* [WHAT IS BEING ASKED] Find every row below that contains the string "input", matching case exactly, and copy each of those rows in full.

* [RECORD LIST]
• • • • • • •

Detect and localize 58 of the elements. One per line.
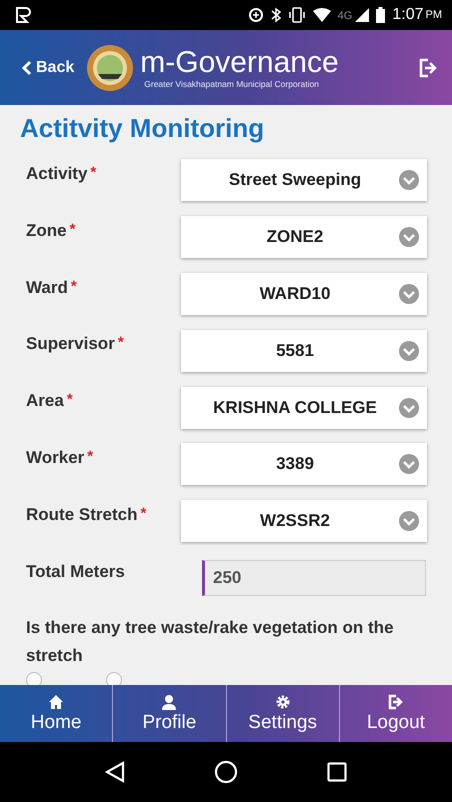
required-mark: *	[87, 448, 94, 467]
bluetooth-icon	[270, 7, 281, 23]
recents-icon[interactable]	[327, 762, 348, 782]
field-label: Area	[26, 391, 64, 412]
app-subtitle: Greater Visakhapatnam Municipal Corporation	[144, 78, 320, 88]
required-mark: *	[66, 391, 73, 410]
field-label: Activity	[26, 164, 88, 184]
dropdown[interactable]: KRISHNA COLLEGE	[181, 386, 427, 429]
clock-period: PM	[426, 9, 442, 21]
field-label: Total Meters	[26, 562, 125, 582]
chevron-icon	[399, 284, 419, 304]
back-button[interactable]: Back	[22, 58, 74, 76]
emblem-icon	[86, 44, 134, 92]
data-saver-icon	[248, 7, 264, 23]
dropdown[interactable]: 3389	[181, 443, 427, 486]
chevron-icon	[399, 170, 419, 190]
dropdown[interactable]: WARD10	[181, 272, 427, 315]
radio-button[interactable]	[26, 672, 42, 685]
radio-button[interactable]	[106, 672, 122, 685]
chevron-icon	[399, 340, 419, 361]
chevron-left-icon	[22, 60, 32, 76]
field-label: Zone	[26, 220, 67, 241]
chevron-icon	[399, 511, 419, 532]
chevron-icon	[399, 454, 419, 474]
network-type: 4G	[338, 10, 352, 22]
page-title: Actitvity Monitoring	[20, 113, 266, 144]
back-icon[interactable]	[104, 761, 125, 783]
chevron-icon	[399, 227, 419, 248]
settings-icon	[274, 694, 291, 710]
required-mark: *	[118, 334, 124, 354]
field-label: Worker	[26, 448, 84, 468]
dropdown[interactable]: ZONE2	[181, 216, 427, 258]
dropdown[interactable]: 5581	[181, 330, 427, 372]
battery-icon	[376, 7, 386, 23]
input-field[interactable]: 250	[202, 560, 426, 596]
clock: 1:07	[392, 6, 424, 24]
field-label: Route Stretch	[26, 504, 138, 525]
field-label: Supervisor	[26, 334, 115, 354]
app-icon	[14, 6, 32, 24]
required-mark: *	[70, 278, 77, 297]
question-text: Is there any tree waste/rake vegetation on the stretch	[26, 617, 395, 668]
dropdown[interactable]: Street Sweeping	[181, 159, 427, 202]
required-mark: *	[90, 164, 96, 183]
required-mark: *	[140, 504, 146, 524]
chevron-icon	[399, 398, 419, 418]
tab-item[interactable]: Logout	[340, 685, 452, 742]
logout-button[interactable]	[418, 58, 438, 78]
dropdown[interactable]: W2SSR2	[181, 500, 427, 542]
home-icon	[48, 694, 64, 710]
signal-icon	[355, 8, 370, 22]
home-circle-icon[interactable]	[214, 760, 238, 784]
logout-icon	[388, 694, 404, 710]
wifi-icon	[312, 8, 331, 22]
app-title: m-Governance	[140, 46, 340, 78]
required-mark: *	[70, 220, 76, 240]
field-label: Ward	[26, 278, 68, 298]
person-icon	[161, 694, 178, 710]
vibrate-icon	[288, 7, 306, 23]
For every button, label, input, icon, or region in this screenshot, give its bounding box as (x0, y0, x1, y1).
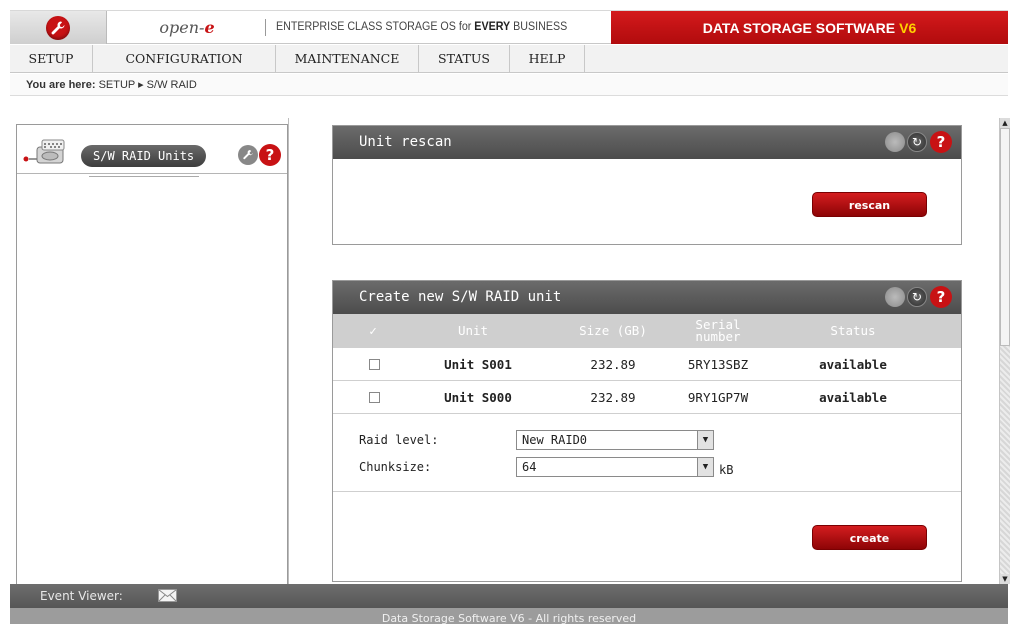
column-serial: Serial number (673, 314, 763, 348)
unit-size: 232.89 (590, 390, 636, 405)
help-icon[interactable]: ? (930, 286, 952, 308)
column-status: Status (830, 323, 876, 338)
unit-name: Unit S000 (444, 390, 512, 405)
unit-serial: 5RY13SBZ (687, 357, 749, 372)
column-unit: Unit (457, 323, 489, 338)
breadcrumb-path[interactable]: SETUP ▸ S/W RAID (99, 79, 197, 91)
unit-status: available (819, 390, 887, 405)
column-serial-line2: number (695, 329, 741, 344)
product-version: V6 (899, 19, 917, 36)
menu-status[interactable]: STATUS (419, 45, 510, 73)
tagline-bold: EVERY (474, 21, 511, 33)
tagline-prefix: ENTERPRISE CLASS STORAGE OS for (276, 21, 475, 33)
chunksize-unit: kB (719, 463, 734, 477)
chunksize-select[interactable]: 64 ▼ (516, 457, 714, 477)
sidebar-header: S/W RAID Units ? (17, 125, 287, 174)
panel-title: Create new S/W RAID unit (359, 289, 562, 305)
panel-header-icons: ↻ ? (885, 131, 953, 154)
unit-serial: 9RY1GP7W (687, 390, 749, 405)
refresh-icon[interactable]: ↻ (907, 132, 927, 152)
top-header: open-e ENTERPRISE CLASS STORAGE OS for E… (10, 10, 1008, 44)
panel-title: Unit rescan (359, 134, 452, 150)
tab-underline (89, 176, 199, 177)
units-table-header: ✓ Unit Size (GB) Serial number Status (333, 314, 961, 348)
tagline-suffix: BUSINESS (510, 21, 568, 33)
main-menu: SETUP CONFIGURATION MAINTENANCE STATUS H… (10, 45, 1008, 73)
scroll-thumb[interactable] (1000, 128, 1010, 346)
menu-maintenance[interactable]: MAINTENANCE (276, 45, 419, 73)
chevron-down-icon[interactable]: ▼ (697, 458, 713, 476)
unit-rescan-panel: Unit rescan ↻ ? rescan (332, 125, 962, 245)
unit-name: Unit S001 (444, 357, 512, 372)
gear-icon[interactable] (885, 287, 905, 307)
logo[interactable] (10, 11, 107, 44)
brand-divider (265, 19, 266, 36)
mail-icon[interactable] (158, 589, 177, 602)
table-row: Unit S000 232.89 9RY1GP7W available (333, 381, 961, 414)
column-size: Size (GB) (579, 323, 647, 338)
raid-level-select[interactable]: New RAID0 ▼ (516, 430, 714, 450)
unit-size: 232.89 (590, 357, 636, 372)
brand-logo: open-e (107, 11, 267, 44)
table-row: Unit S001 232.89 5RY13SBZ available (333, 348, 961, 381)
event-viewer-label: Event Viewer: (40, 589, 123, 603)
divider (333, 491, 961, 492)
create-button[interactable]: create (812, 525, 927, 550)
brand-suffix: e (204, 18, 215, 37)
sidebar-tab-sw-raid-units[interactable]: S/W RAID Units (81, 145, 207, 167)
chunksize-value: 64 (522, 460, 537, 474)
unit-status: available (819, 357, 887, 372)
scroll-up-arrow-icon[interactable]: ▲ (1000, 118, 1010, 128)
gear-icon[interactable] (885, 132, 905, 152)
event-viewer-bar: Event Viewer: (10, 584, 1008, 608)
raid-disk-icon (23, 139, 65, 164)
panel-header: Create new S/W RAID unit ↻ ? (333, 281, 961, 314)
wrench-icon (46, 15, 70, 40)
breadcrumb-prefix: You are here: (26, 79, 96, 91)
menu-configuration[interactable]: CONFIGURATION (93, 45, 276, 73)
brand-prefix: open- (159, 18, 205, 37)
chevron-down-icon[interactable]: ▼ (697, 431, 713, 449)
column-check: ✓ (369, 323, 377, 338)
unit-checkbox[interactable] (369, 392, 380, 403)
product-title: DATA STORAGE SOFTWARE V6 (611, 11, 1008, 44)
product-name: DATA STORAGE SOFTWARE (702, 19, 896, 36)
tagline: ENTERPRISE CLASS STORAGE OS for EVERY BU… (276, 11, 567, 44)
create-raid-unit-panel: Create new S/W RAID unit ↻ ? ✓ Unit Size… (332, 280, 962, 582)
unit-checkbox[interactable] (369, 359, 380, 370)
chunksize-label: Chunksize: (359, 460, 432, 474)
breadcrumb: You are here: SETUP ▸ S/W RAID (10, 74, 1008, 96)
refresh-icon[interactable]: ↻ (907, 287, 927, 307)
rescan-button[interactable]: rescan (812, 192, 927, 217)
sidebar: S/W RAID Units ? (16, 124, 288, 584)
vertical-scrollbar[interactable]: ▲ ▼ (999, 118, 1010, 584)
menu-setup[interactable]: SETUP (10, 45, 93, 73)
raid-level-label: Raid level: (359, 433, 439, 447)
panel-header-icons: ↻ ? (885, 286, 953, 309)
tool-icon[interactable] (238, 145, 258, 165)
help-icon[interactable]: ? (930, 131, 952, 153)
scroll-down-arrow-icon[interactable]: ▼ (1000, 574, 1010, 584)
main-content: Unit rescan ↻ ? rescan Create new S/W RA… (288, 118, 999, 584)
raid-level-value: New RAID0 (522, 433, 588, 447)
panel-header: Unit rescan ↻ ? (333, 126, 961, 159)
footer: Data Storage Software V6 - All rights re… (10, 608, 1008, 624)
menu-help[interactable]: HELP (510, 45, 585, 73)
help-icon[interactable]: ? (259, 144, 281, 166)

• • • • • • •

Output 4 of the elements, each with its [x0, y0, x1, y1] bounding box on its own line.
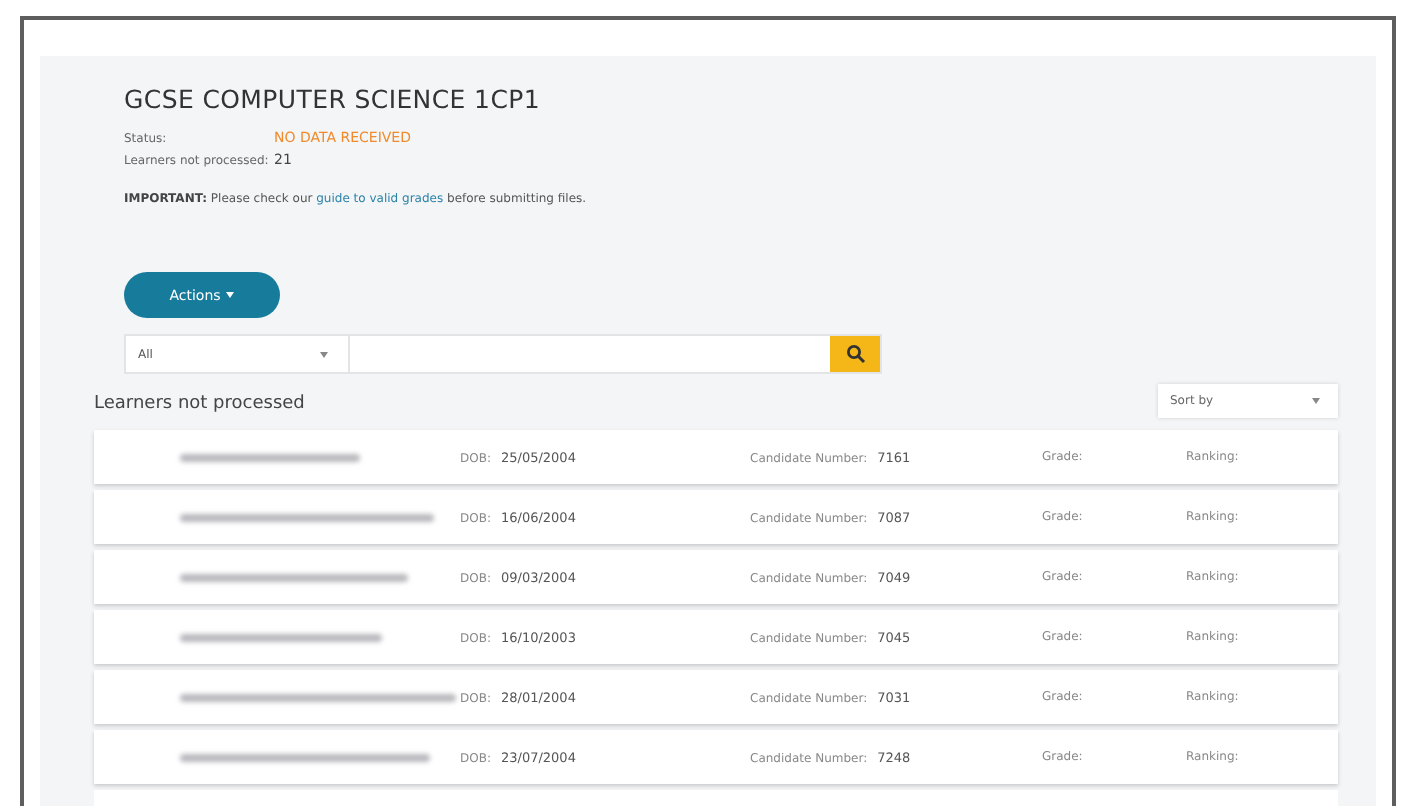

• • • • • • •

* [RESULT FOR THIS TASK]
input-field[interactable]: 250	[202, 560, 426, 596]
For every button, label, input, icon, or region in this screenshot, give its bounding box as (x0, y0, x1, y1).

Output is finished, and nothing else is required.